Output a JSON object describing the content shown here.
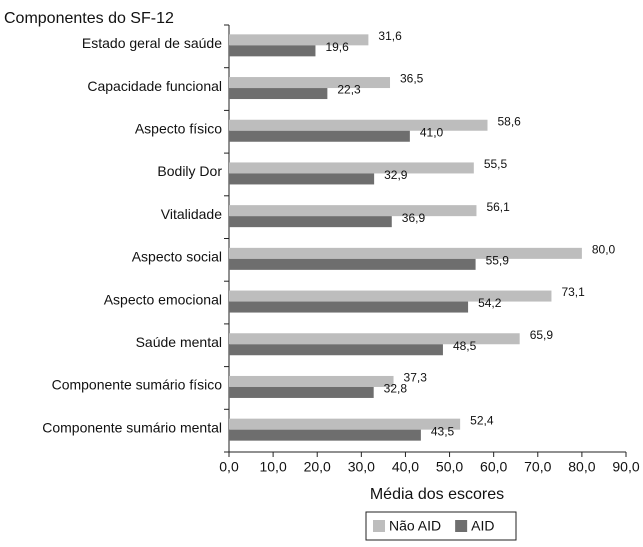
{
  "chart_data": {
    "type": "bar",
    "orientation": "horizontal",
    "title": "Componentes do SF-12",
    "x_label": "Média dos escores",
    "categories": [
      "Estado geral de saúde",
      "Capacidade funcional",
      "Aspecto físico",
      "Bodily Dor",
      "Vitalidade",
      "Aspecto social",
      "Aspecto emocional",
      "Saúde mental",
      "Componente sumário físico",
      "Componente sumário mental"
    ],
    "series": [
      {
        "name": "Não AID",
        "color": "#bdbdbd",
        "values": [
          31.6,
          36.5,
          58.6,
          55.5,
          56.1,
          80.0,
          73.1,
          65.9,
          37.3,
          52.4
        ],
        "value_labels": [
          "31,6",
          "36,5",
          "58,6",
          "55,5",
          "56,1",
          "80,0",
          "73,1",
          "65,9",
          "37,3",
          "52,4"
        ]
      },
      {
        "name": "AID",
        "color": "#6e6e6e",
        "values": [
          19.6,
          22.3,
          41.0,
          32.9,
          36.9,
          55.9,
          54.2,
          48.5,
          32.8,
          43.5
        ],
        "value_labels": [
          "19,6",
          "22,3",
          "41,0",
          "32,9",
          "36,9",
          "55,9",
          "54,2",
          "48,5",
          "32,8",
          "43,5"
        ]
      }
    ],
    "xlim": [
      0,
      90
    ],
    "xticks": [
      {
        "value": 0,
        "label": "0,0"
      },
      {
        "value": 10,
        "label": "10,0"
      },
      {
        "value": 20,
        "label": "20,0"
      },
      {
        "value": 30,
        "label": "30,0"
      },
      {
        "value": 40,
        "label": "40,0"
      },
      {
        "value": 50,
        "label": "50,0"
      },
      {
        "value": 60,
        "label": "60,0"
      },
      {
        "value": 70,
        "label": "70,0"
      },
      {
        "value": 80,
        "label": "80,0"
      },
      {
        "value": 90,
        "label": "90,0"
      }
    ],
    "grid": false,
    "legend": "bottom"
  }
}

• [WHAT TO DO]: Find the word "sumário" and list each line it appears in.

• [ANSWER TO THE EXERCISE]:
      "Componente sumário físico",
      "Componente sumário mental"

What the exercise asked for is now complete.